EXERCISE: Select the lines that contain "vehicle" and copy each of them.

DATASET EXTRACT:

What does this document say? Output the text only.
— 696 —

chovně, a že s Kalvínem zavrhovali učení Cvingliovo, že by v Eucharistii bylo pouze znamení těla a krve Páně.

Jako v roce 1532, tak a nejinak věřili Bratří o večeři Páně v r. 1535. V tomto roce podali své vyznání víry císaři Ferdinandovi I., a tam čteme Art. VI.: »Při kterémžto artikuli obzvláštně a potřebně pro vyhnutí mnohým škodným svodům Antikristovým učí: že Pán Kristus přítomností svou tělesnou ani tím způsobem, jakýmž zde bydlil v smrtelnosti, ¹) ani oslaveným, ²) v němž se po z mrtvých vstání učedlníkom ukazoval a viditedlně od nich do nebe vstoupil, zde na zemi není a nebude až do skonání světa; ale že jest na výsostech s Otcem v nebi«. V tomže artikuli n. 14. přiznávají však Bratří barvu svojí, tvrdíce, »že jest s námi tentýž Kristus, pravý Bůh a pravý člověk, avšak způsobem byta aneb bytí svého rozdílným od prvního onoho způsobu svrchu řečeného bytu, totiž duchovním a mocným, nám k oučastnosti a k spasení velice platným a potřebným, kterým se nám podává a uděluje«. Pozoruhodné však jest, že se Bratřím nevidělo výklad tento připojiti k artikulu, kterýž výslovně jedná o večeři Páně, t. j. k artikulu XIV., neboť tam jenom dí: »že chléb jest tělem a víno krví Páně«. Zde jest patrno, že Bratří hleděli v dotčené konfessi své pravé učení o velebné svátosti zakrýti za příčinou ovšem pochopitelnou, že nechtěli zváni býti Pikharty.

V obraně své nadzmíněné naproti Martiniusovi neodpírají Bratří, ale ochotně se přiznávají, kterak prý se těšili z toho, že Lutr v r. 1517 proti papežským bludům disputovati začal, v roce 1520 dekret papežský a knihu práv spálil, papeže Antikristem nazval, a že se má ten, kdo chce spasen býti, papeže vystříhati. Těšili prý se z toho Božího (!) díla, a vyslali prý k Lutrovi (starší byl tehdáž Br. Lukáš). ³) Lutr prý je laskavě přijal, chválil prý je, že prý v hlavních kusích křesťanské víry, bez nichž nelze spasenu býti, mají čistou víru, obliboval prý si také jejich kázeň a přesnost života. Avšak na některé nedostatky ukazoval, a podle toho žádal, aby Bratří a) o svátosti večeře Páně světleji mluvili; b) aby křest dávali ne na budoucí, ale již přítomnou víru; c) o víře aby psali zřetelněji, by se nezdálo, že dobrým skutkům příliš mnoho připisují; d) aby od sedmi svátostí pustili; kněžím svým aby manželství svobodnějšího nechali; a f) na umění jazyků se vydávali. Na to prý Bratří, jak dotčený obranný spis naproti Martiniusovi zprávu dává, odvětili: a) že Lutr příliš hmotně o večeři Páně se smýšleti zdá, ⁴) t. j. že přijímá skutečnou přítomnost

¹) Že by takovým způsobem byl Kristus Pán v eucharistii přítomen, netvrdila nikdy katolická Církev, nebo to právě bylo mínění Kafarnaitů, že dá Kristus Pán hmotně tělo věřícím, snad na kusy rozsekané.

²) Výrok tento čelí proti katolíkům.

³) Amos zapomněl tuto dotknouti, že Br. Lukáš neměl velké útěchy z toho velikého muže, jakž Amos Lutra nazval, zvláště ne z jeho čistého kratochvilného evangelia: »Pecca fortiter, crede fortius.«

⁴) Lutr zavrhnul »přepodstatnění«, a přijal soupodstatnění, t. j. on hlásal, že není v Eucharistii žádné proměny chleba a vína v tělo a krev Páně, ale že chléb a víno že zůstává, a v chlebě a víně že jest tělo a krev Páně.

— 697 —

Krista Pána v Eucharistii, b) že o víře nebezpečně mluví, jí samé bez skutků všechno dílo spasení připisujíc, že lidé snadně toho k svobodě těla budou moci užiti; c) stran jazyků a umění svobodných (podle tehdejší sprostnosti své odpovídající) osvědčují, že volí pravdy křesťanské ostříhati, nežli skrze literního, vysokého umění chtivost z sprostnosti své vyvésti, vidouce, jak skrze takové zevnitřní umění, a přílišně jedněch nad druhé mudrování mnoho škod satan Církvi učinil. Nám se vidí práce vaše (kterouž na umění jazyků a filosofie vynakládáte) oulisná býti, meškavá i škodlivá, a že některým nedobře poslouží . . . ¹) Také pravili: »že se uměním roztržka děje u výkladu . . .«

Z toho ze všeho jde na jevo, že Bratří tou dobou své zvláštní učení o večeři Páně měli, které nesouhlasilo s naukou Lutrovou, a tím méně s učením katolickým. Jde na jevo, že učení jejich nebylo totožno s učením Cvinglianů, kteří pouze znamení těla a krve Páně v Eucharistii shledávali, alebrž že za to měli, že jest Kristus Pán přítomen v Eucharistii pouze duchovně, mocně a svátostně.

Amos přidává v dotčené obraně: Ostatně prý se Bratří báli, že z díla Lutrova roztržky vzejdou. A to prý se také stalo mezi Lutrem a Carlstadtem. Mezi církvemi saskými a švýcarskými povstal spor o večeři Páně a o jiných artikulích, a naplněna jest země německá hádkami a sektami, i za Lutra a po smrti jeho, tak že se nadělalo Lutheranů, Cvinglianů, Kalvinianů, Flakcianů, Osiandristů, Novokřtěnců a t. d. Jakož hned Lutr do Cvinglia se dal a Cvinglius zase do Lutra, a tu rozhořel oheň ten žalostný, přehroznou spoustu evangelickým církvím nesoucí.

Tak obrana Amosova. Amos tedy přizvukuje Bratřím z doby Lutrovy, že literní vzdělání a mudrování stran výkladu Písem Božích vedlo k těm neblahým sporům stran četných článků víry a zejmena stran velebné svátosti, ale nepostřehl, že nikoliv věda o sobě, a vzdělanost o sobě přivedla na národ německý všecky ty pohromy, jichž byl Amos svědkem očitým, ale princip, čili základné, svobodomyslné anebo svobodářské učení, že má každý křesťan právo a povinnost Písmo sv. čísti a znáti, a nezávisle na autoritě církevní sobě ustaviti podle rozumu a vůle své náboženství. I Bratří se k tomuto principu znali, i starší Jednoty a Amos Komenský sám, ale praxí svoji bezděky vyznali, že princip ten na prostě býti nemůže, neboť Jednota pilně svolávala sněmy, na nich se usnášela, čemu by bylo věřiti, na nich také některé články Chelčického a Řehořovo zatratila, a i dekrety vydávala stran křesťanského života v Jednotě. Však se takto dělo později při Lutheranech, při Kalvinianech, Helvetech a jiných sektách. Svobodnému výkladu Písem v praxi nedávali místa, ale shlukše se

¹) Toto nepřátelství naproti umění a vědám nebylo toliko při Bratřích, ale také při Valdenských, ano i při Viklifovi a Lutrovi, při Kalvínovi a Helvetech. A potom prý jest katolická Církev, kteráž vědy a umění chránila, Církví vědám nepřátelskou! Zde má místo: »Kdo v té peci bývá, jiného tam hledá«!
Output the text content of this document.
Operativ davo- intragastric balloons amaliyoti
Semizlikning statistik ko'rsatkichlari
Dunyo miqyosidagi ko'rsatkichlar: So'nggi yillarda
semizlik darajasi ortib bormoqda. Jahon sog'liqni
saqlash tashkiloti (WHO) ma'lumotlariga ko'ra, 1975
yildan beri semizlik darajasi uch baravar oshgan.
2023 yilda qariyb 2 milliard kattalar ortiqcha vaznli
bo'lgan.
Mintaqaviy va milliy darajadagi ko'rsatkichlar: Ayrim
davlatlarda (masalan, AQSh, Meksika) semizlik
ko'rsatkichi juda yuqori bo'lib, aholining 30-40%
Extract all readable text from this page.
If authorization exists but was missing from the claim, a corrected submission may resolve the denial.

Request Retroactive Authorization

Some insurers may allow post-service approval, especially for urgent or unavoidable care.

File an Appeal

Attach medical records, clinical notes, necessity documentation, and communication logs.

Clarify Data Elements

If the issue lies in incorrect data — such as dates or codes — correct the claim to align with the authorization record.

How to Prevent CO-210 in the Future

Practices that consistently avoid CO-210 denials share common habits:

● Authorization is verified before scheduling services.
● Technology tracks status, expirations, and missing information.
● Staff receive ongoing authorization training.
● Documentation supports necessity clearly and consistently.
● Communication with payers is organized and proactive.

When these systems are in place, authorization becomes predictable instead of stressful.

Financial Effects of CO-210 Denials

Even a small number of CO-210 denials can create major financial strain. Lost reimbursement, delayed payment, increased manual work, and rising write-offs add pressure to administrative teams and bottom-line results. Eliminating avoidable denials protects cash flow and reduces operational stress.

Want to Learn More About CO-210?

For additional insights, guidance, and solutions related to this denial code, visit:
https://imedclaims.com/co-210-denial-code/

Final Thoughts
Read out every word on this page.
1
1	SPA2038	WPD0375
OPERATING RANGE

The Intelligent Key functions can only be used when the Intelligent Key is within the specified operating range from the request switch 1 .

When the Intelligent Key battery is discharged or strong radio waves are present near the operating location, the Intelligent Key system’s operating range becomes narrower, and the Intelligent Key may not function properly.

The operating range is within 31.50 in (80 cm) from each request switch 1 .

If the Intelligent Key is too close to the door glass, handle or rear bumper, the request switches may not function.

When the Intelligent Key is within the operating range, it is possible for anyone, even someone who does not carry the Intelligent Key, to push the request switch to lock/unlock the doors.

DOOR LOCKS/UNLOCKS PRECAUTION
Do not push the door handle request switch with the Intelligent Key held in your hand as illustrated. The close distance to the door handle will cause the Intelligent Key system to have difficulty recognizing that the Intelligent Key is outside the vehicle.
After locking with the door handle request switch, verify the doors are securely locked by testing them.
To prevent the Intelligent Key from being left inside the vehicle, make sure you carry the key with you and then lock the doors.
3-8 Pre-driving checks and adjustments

RESULT FOR THIS EXERCISE:
Do not push the door handle request switch with the Intelligent Key held in your hand as illustrated. The close distance to the door handle will cause the Intelligent Key system to have difficulty recognizing that the Intelligent Key is outside the vehicle.
To prevent the Intelligent Key from being left inside the vehicle, make sure you carry the key with you and then lock the doors.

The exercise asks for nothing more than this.